Change every "Kg/cm²" in the rows below to "kg/cm²", keeping everything else the same. Leave the pictures out of your answer.
##### Material for this exercise #####
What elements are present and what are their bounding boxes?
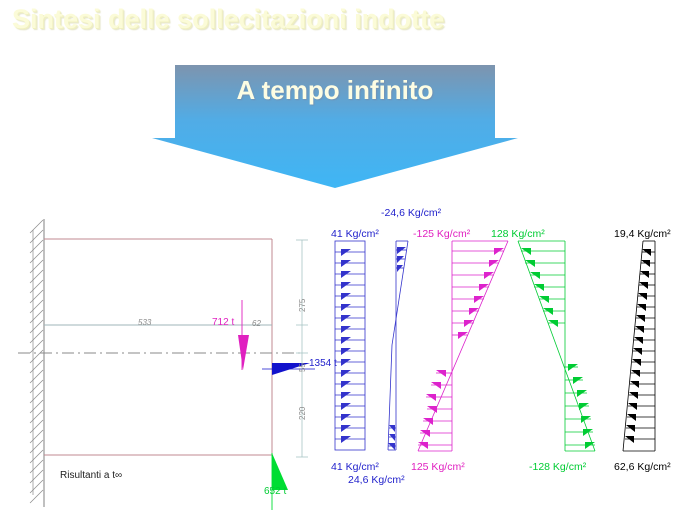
frame-note: Risultanti a t∞ [60, 470, 122, 481]
dim-55-label: 55 [298, 363, 307, 372]
diagram-bowtie-blue [388, 241, 408, 450]
diagram-bowtie-blue-top-label: -24,6 Kg/cm² [381, 207, 441, 219]
diagram-uniform-blue-bottom-label: 41 Kg/cm² [331, 461, 379, 473]
banner-label: A tempo infinito [150, 75, 520, 106]
dim-533-label: 533 [138, 318, 151, 327]
diagram-black-top-label: 19,4 Kg/cm² [614, 228, 671, 240]
diagram-magenta-bottom-label: 125 Kg/cm² [411, 461, 465, 473]
dim-62-label: 62 [252, 319, 261, 328]
force-1354-label: 1354 t [309, 358, 337, 369]
dim-275-label: 275 [298, 299, 307, 312]
wall-hatching [30, 220, 43, 503]
diagram-triangular-green [518, 241, 595, 451]
dim-220-label: 220 [298, 407, 307, 420]
diagram-magenta-top-label: -125 Kg/cm² [413, 228, 470, 240]
page-title: Sintesi delle sollecitazioni indotte [12, 4, 672, 38]
dimension-chain [296, 240, 308, 457]
diagram-green-bottom-label: -128 Kg/cm² [529, 461, 586, 473]
diagram-trapezoid-black [623, 241, 655, 451]
diagram-uniform-blue-top-label: 41 Kg/cm² [331, 228, 379, 240]
diagram-triangular-magenta [418, 241, 508, 451]
diagram-green-top-label: 128 Kg/cm² [491, 228, 545, 240]
force-712-label: 712 t [212, 317, 234, 328]
slide-canvas: Sintesi delle sollecitazioni indotte A t… [0, 0, 700, 525]
diagram-uniform-blue [335, 241, 365, 450]
diagram-black-bottom-label: 62,6 Kg/cm² [614, 461, 671, 473]
slab-outline [44, 239, 272, 455]
force-652-arrow [272, 453, 288, 490]
diagram-bowtie-blue-bottom-label: 24,6 Kg/cm² [348, 474, 405, 486]
force-652-label: 652 t [264, 486, 286, 497]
#####
• Response:
What elements are present and what are their bounding boxes?
frame-note: Risultanti a t∞ [60, 470, 122, 481]
dim-55-label: 55 [298, 363, 307, 372]
diagram-bowtie-blue [388, 241, 408, 450]
diagram-bowtie-blue-top-label: -24,6 kg/cm² [381, 207, 441, 219]
diagram-uniform-blue-bottom-label: 41 kg/cm² [331, 461, 379, 473]
banner-label: A tempo infinito [150, 75, 520, 106]
dim-533-label: 533 [138, 318, 151, 327]
diagram-black-top-label: 19,4 kg/cm² [614, 228, 671, 240]
diagram-magenta-bottom-label: 125 kg/cm² [411, 461, 465, 473]
dim-62-label: 62 [252, 319, 261, 328]
force-1354-label: 1354 t [309, 358, 337, 369]
dim-275-label: 275 [298, 299, 307, 312]
wall-hatching [30, 220, 43, 503]
diagram-triangular-green [518, 241, 595, 451]
dim-220-label: 220 [298, 407, 307, 420]
diagram-magenta-top-label: -125 kg/cm² [413, 228, 470, 240]
page-title: Sintesi delle sollecitazioni indotte [12, 4, 672, 38]
dimension-chain [296, 240, 308, 457]
diagram-green-bottom-label: -128 kg/cm² [529, 461, 586, 473]
diagram-trapezoid-black [623, 241, 655, 451]
diagram-uniform-blue-top-label: 41 kg/cm² [331, 228, 379, 240]
diagram-triangular-magenta [418, 241, 508, 451]
diagram-green-top-label: 128 kg/cm² [491, 228, 545, 240]
force-712-label: 712 t [212, 317, 234, 328]
slide-canvas: Sintesi delle sollecitazioni indotte A t… [0, 0, 700, 525]
diagram-uniform-blue [335, 241, 365, 450]
diagram-black-bottom-label: 62,6 kg/cm² [614, 461, 671, 473]
slab-outline [44, 239, 272, 455]
force-652-arrow [272, 453, 288, 490]
diagram-bowtie-blue-bottom-label: 24,6 kg/cm² [348, 474, 405, 486]
force-652-label: 652 t [264, 486, 286, 497]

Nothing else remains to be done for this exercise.